▶ **WHAT THE TASK ASKS**
Copy the lines that follow, keeping every character the same.

▶ **PROVIDED DATA**
########
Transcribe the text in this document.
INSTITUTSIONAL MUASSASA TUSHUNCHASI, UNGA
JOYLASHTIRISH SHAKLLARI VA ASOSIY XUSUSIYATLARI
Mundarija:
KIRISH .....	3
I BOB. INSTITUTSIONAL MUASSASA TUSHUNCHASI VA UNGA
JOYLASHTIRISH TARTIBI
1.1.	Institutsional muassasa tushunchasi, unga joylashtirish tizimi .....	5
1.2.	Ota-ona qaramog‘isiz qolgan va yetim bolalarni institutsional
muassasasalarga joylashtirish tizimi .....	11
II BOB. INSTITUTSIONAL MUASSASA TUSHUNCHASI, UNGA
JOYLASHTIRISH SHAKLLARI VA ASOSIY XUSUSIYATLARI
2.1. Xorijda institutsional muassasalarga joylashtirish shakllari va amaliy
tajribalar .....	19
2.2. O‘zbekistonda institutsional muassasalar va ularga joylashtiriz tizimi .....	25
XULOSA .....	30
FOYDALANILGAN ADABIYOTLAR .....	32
########
▶ **SOLUTION TO THIS TASK**
Transcribe the text in this document.
INSTITUTSIONAL MUASSASA TUSHUNCHASI, UNGA
JOYLASHTIRISH SHAKLLARI VA ASOSIY XUSUSIYATLARI
Mundarija:
KIRISH .....	3
I BOB. INSTITUTSIONAL MUASSASA TUSHUNCHASI VA UNGA
JOYLASHTIRISH TARTIBI
1.1.	Institutsional muassasa tushunchasi, unga joylashtirish tizimi .....	5
1.2.	Ota-ona qaramog‘isiz qolgan va yetim bolalarni institutsional
muassasasalarga joylashtirish tizimi .....	11
II BOB. INSTITUTSIONAL MUASSASA TUSHUNCHASI, UNGA
JOYLASHTIRISH SHAKLLARI VA ASOSIY XUSUSIYATLARI
2.1. Xorijda institutsional muassasalarga joylashtirish shakllari va amaliy
tajribalar .....	19
2.2. O‘zbekistonda institutsional muassasalar va ularga joylashtiriz tizimi .....	25
XULOSA .....	30
FOYDALANILGAN ADABIYOTLAR .....	32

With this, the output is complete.